══ Records supplied ══
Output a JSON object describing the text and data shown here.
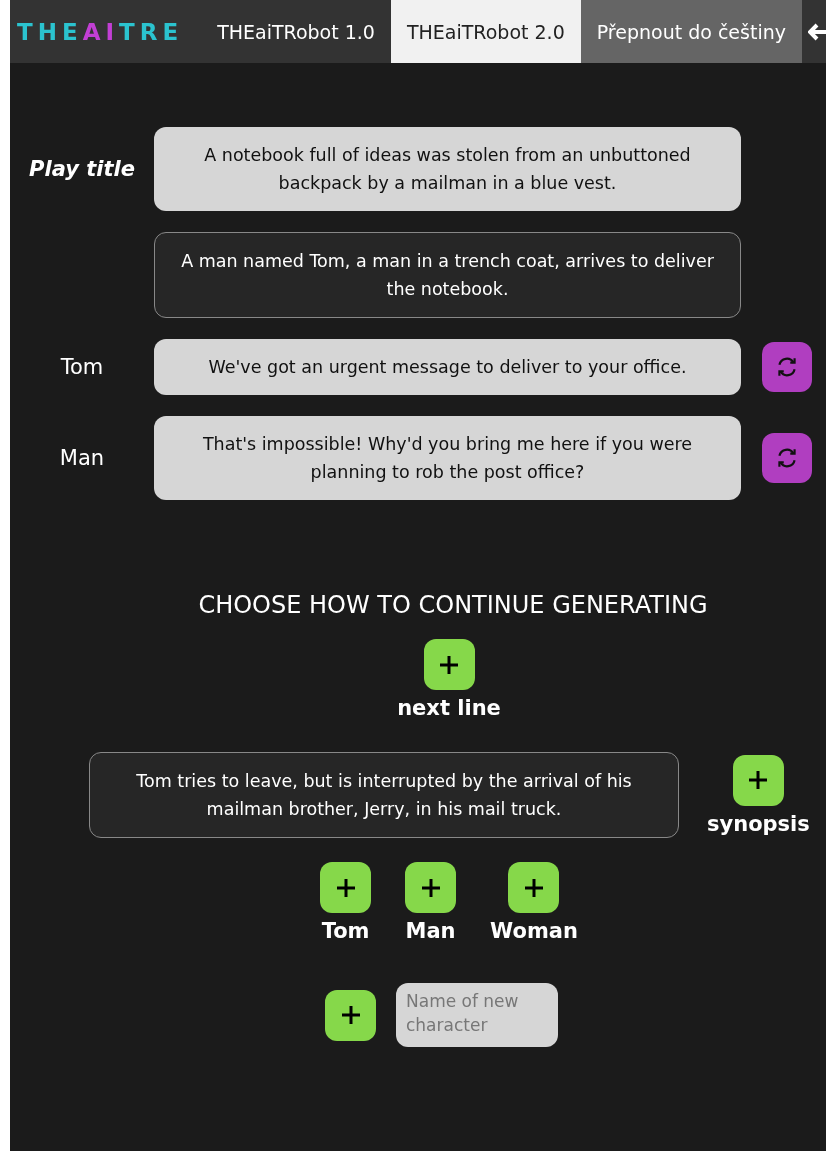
{
  "logo": [
    {
      "text": "THE",
      "color": "#2bc3cf"
    },
    {
      "text": "AI",
      "color": "#c23fd4"
    },
    {
      "text": "TRE",
      "color": "#2bc3cf"
    }
  ],
  "tabs": [
    {
      "label": "THEaiTRobot 1.0",
      "selected": false,
      "kind": "version"
    },
    {
      "label": "THEaiTRobot 2.0",
      "selected": true,
      "kind": "version"
    },
    {
      "label": "Přepnout do češtiny",
      "selected": false,
      "kind": "language"
    }
  ],
  "script": [
    {
      "kind": "title",
      "label": "Play title",
      "text": "A notebook full of ideas was stolen from an unbuttoned backpack by a mailman in a blue vest."
    },
    {
      "kind": "synopsis",
      "text": "A man named Tom, a man in a trench coat, arrives to deliver the notebook."
    },
    {
      "kind": "line",
      "label": "Tom",
      "text": "We've got an urgent message to deliver to your office."
    },
    {
      "kind": "line",
      "label": "Man",
      "text": "That's impossible! Why'd you bring me here if you were planning to rob the post office?"
    }
  ],
  "continue": {
    "heading": "CHOOSE HOW TO CONTINUE GENERATING",
    "next_line": "next line",
    "synopsis_text": "Tom tries to leave, but is interrupted by the arrival of his mailman brother, Jerry, in his mail truck.",
    "synopsis_label": "synopsis",
    "characters": [
      "Tom",
      "Man",
      "Woman"
    ],
    "new_character": {
      "placeholder": "Name of new character"
    }
  }
}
═══
→ **Given problem**: Output a single number: how many lines contain the word "notebook".

→ **Completed task**: 2